EXERCISE REQUIREMENTS: Return the lines of every row below verbatim, leaving nothing out.

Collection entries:

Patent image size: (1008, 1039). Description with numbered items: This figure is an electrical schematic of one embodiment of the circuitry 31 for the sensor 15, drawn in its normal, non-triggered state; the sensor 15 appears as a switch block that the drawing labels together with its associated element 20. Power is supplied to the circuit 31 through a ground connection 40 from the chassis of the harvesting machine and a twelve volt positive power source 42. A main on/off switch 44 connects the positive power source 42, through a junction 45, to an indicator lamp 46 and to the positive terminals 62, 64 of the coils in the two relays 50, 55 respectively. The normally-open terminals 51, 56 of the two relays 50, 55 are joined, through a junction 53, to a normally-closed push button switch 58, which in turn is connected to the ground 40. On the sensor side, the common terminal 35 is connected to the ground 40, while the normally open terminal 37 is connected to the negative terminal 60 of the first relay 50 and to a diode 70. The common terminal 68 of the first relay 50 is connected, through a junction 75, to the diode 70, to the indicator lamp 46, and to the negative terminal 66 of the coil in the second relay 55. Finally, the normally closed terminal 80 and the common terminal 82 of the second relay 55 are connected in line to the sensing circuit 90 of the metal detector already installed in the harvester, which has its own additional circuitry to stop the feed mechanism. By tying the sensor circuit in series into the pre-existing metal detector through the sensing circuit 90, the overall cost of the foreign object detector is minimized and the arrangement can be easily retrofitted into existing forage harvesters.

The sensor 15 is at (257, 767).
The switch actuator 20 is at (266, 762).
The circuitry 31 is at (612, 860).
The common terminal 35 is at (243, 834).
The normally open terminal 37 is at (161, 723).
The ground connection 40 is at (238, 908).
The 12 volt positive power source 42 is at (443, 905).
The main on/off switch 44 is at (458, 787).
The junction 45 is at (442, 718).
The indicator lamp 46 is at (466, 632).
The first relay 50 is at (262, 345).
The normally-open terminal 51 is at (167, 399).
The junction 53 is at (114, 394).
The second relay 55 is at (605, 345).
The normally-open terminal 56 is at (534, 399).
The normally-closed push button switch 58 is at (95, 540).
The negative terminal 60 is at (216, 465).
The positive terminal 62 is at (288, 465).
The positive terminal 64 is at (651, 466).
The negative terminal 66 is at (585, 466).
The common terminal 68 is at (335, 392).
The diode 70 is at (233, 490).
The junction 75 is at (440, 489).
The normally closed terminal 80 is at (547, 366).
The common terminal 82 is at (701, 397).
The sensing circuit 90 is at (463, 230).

SOLUTION:
Patent image size: (1008, 1039). Description with numbered items: This figure is an electrical schematic of one embodiment of the circuitry 31 for the sensor 15, drawn in its normal, non-triggered state; the sensor 15 appears as a switch block that the drawing labels together with its associated element 20. Power is supplied to the circuit 31 through a ground connection 40 from the chassis of the harvesting machine and a twelve volt positive power source 42. A main on/off switch 44 connects the positive power source 42, through a junction 45, to an indicator lamp 46 and to the positive terminals 62, 64 of the coils in the two relays 50, 55 respectively. The normally-open terminals 51, 56 of the two relays 50, 55 are joined, through a junction 53, to a normally-closed push button switch 58, which in turn is connected to the ground 40. On the sensor side, the common terminal 35 is connected to the ground 40, while the normally open terminal 37 is connected to the negative terminal 60 of the first relay 50 and to a diode 70. The common terminal 68 of the first relay 50 is connected, through a junction 75, to the diode 70, to the indicator lamp 46, and to the negative terminal 66 of the coil in the second relay 55. Finally, the normally closed terminal 80 and the common terminal 82 of the second relay 55 are connected in line to the sensing circuit 90 of the metal detector already installed in the harvester, which has its own additional circuitry to stop the feed mechanism. By tying the sensor circuit in series into the pre-existing metal detector through the sensing circuit 90, the overall cost of the foreign object detector is minimized and the arrangement can be easily retrofitted into existing forage harvesters.

The sensor 15 is at (257, 767).
The switch actuator 20 is at (266, 762).
The circuitry 31 is at (612, 860).
The common terminal 35 is at (243, 834).
The normally open terminal 37 is at (161, 723).
The ground connection 40 is at (238, 908).
The 12 volt positive power source 42 is at (443, 905).
The main on/off switch 44 is at (458, 787).
The junction 45 is at (442, 718).
The indicator lamp 46 is at (466, 632).
The first relay 50 is at (262, 345).
The normally-open terminal 51 is at (167, 399).
The junction 53 is at (114, 394).
The second relay 55 is at (605, 345).
The normally-open terminal 56 is at (534, 399).
The normally-closed push button switch 58 is at (95, 540).
The negative terminal 60 is at (216, 465).
The positive terminal 62 is at (288, 465).
The positive terminal 64 is at (651, 466).
The negative terminal 66 is at (585, 466).
The common terminal 68 is at (335, 392).
The diode 70 is at (233, 490).
The junction 75 is at (440, 489).
The normally closed terminal 80 is at (547, 366).
The common terminal 82 is at (701, 397).
The sensing circuit 90 is at (463, 230).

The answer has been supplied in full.